● Provided entries:
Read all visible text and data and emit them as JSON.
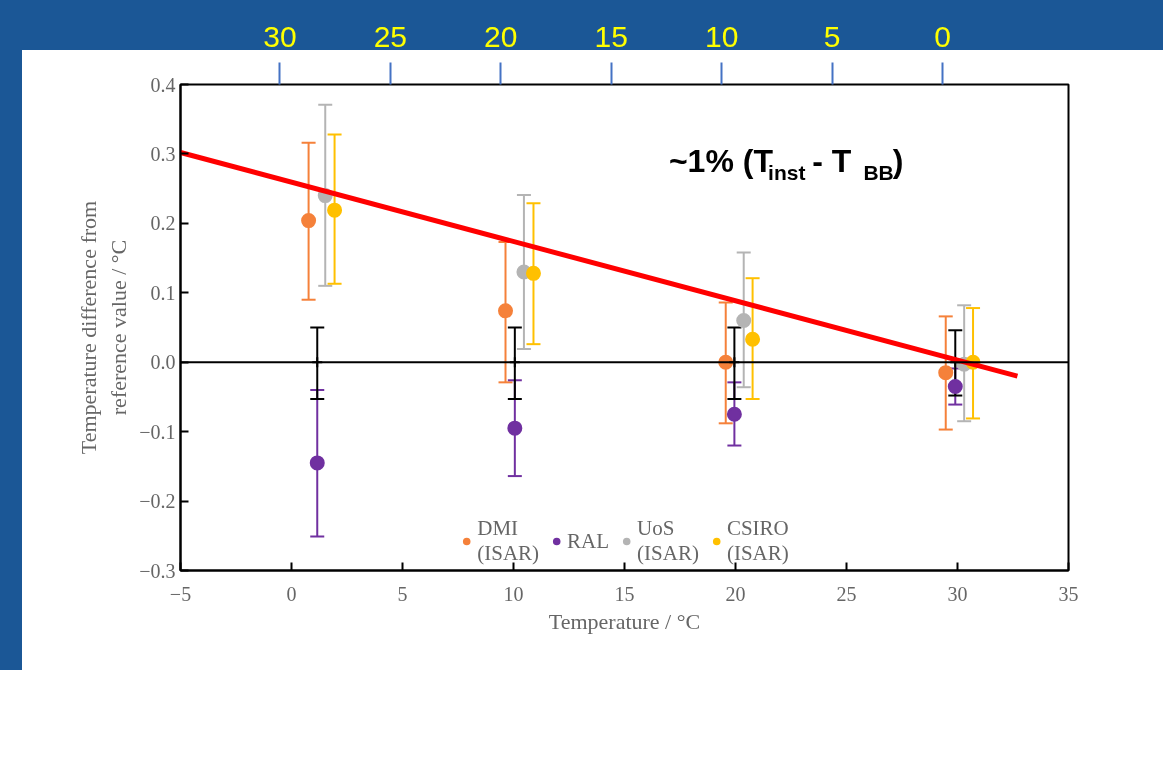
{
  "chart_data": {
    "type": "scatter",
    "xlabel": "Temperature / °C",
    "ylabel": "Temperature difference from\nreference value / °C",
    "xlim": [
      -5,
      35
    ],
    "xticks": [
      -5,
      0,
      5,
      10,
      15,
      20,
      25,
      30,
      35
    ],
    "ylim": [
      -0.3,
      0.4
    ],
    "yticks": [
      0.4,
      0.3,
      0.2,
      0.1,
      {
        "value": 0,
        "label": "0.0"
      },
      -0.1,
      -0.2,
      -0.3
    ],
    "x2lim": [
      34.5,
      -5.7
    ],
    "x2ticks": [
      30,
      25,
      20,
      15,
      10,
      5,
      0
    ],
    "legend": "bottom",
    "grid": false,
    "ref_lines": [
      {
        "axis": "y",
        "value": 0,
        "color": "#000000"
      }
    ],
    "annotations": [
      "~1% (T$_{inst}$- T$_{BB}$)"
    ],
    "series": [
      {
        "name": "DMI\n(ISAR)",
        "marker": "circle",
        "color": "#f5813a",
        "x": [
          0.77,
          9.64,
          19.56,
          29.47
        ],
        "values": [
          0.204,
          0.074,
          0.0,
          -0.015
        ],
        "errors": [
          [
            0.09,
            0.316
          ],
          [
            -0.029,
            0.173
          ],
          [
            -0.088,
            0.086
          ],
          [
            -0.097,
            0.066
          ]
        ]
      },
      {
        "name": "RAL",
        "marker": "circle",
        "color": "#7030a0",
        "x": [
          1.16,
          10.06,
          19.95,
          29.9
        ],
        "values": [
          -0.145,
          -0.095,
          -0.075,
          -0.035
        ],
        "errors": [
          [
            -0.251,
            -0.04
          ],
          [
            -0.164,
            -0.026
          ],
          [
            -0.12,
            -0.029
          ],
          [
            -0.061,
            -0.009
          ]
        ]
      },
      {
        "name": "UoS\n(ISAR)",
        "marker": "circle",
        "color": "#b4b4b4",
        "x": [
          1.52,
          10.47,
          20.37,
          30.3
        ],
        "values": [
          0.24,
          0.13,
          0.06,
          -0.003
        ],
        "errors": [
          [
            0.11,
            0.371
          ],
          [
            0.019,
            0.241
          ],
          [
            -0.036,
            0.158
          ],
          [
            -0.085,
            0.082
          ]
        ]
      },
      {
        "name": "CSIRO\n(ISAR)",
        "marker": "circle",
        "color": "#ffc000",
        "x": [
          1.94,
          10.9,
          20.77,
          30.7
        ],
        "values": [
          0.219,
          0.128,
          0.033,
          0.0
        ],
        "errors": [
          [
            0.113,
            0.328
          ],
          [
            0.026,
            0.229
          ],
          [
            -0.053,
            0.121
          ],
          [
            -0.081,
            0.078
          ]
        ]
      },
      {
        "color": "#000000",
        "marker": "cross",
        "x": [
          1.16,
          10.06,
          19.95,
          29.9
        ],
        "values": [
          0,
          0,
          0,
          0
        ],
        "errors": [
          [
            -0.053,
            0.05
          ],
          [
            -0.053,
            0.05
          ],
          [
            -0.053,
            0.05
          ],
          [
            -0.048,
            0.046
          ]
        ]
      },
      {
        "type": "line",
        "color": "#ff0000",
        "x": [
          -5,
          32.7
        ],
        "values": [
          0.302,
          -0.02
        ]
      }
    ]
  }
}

● Brief:
Transcribe each entry above exactly, apart from the pictures.

● Solution below:
Read all visible text and data and emit them as JSON.
{
  "chart_data": {
    "type": "scatter",
    "xlabel": "Temperature / °C",
    "ylabel": "Temperature difference from\nreference value / °C",
    "xlim": [
      -5,
      35
    ],
    "xticks": [
      -5,
      0,
      5,
      10,
      15,
      20,
      25,
      30,
      35
    ],
    "ylim": [
      -0.3,
      0.4
    ],
    "yticks": [
      0.4,
      0.3,
      0.2,
      0.1,
      {
        "value": 0,
        "label": "0.0"
      },
      -0.1,
      -0.2,
      -0.3
    ],
    "x2lim": [
      34.5,
      -5.7
    ],
    "x2ticks": [
      30,
      25,
      20,
      15,
      10,
      5,
      0
    ],
    "legend": "bottom",
    "grid": false,
    "ref_lines": [
      {
        "axis": "y",
        "value": 0,
        "color": "#000000"
      }
    ],
    "annotations": [
      "~1% (T$_{inst}$- T$_{BB}$)"
    ],
    "series": [
      {
        "name": "DMI\n(ISAR)",
        "marker": "circle",
        "color": "#f5813a",
        "x": [
          0.77,
          9.64,
          19.56,
          29.47
        ],
        "values": [
          0.204,
          0.074,
          0.0,
          -0.015
        ],
        "errors": [
          [
            0.09,
            0.316
          ],
          [
            -0.029,
            0.173
          ],
          [
            -0.088,
            0.086
          ],
          [
            -0.097,
            0.066
          ]
        ]
      },
      {
        "name": "RAL",
        "marker": "circle",
        "color": "#7030a0",
        "x": [
          1.16,
          10.06,
          19.95,
          29.9
        ],
        "values": [
          -0.145,
          -0.095,
          -0.075,
          -0.035
        ],
        "errors": [
          [
            -0.251,
            -0.04
          ],
          [
            -0.164,
            -0.026
          ],
          [
            -0.12,
            -0.029
          ],
          [
            -0.061,
            -0.009
          ]
        ]
      },
      {
        "name": "UoS\n(ISAR)",
        "marker": "circle",
        "color": "#b4b4b4",
        "x": [
          1.52,
          10.47,
          20.37,
          30.3
        ],
        "values": [
          0.24,
          0.13,
          0.06,
          -0.003
        ],
        "errors": [
          [
            0.11,
            0.371
          ],
          [
            0.019,
            0.241
          ],
          [
            -0.036,
            0.158
          ],
          [
            -0.085,
            0.082
          ]
        ]
      },
      {
        "name": "CSIRO\n(ISAR)",
        "marker": "circle",
        "color": "#ffc000",
        "x": [
          1.94,
          10.9,
          20.77,
          30.7
        ],
        "values": [
          0.219,
          0.128,
          0.033,
          0.0
        ],
        "errors": [
          [
            0.113,
            0.328
          ],
          [
            0.026,
            0.229
          ],
          [
            -0.053,
            0.121
          ],
          [
            -0.081,
            0.078
          ]
        ]
      },
      {
        "color": "#000000",
        "marker": "cross",
        "x": [
          1.16,
          10.06,
          19.95,
          29.9
        ],
        "values": [
          0,
          0,
          0,
          0
        ],
        "errors": [
          [
            -0.053,
            0.05
          ],
          [
            -0.053,
            0.05
          ],
          [
            -0.053,
            0.05
          ],
          [
            -0.048,
            0.046
          ]
        ]
      },
      {
        "type": "line",
        "color": "#ff0000",
        "x": [
          -5,
          32.7
        ],
        "values": [
          0.302,
          -0.02
        ]
      }
    ]
  }
}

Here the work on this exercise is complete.